**Source records**.

------

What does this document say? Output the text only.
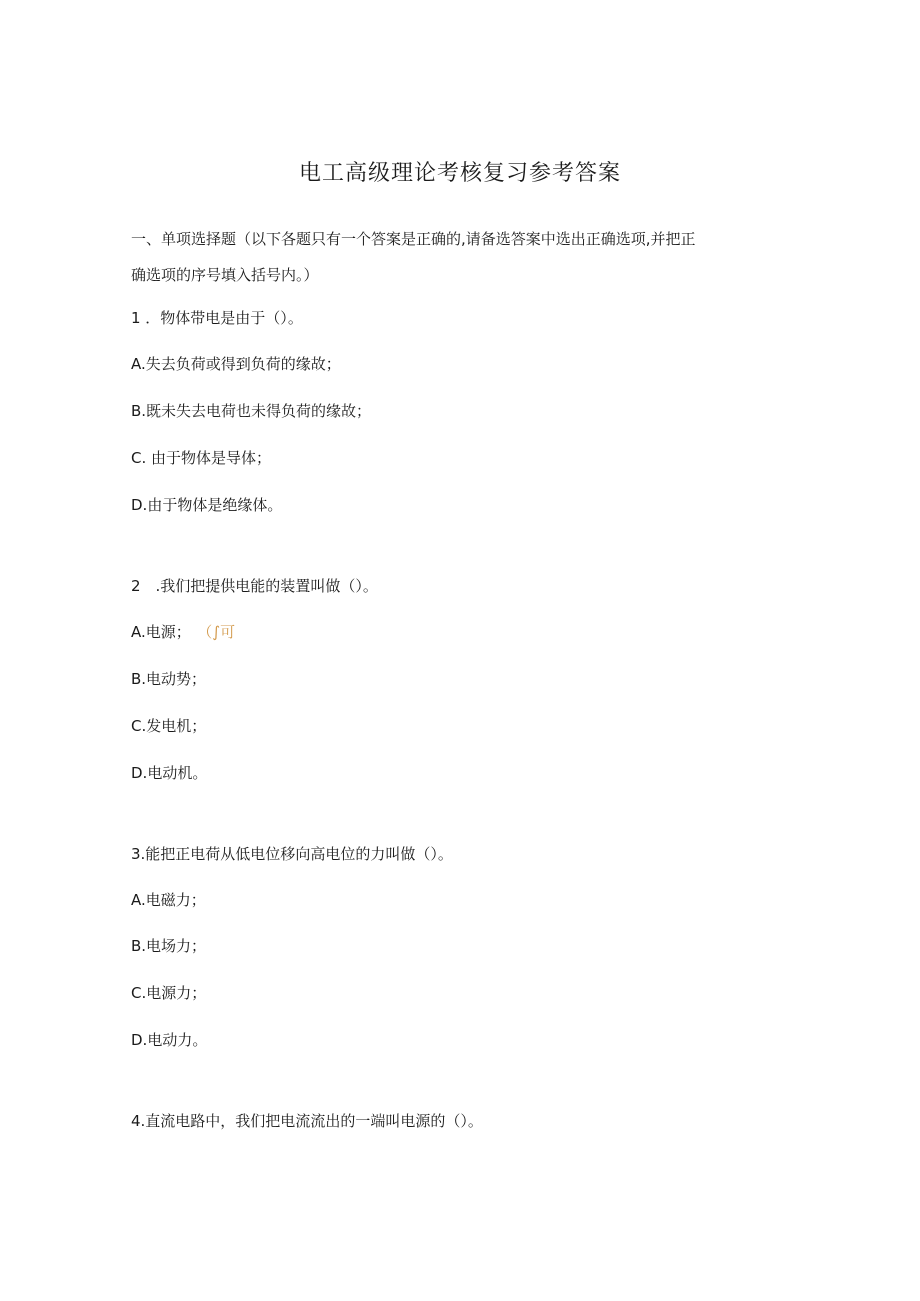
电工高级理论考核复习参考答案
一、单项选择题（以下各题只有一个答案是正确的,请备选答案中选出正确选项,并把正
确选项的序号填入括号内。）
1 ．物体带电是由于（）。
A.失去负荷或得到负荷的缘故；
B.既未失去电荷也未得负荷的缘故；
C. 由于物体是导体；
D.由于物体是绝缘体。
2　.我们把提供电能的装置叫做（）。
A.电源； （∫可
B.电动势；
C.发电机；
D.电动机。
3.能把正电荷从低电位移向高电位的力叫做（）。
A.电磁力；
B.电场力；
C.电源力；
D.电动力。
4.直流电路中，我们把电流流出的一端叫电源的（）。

------

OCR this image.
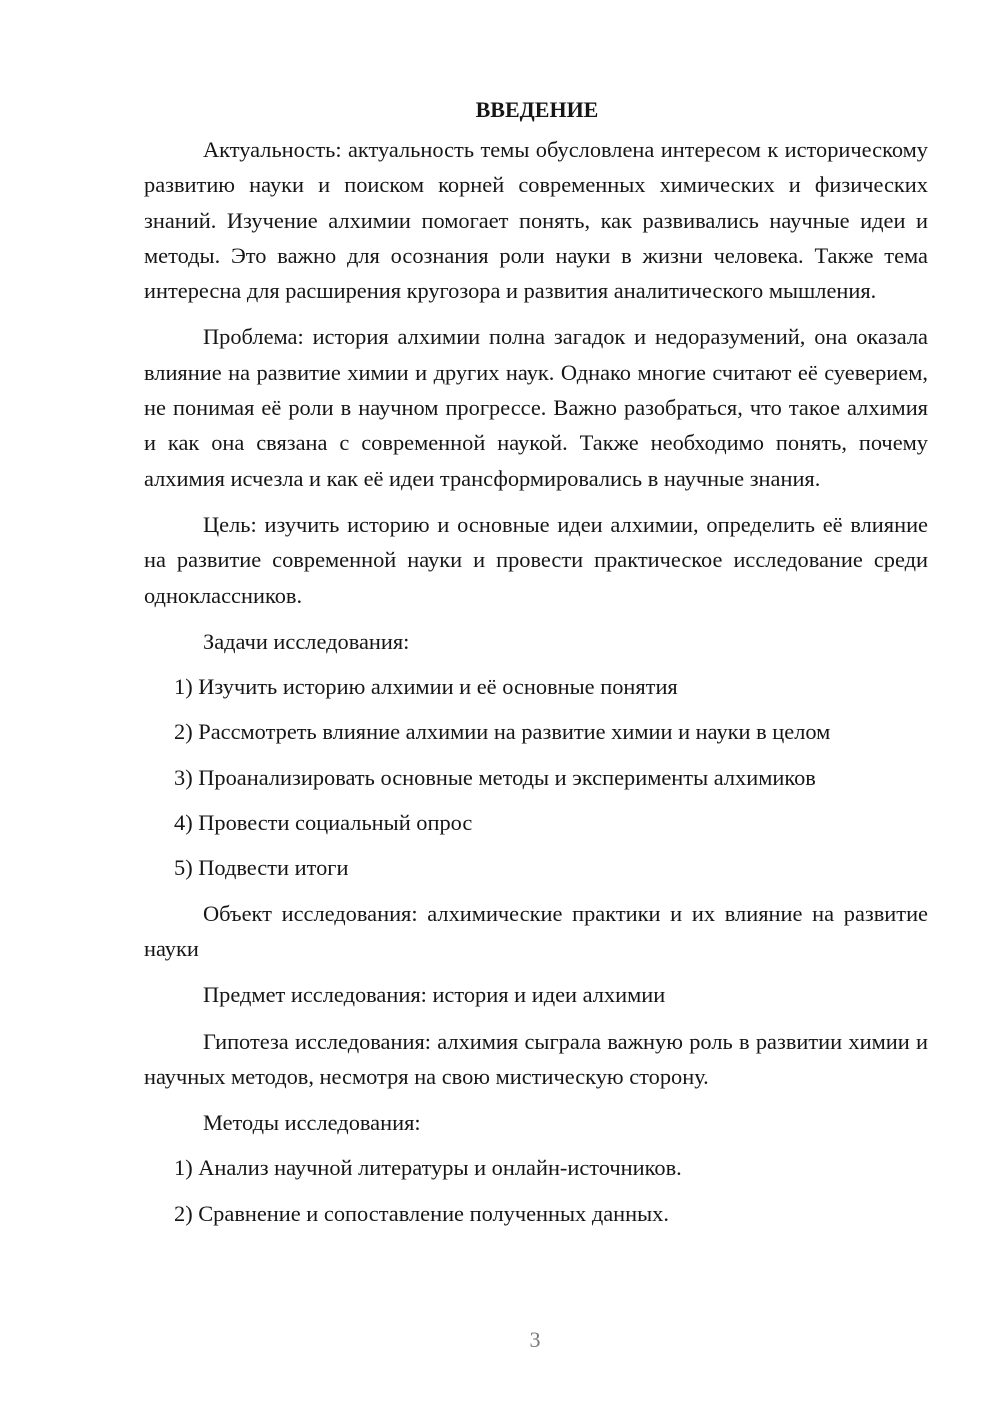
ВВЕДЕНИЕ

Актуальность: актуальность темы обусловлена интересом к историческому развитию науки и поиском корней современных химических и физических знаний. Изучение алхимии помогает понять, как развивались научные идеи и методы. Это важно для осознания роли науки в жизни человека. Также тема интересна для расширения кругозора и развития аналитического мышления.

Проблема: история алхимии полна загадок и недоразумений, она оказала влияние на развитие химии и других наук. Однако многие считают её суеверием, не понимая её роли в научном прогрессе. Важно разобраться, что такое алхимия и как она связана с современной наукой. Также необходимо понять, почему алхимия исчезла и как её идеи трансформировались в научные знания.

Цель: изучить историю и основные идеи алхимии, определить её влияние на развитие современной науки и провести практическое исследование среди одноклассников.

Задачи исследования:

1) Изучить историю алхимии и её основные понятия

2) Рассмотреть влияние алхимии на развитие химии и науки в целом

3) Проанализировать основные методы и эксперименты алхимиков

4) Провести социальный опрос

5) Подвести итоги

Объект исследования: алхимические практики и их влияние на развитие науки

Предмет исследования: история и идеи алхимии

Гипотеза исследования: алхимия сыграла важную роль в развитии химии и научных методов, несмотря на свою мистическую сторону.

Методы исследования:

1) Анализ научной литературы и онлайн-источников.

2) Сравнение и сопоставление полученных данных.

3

------

**TASK OBJECTIVE**. Find the word "основные" in the records and pull out each line that has it.

**REPLY**.
Цель: изучить историю и основные идеи алхимии, определить её влияние на развитие современной науки и провести практическое исследование среди одноклассников.
1) Изучить историю алхимии и её основные понятия
3) Проанализировать основные методы и эксперименты алхимиков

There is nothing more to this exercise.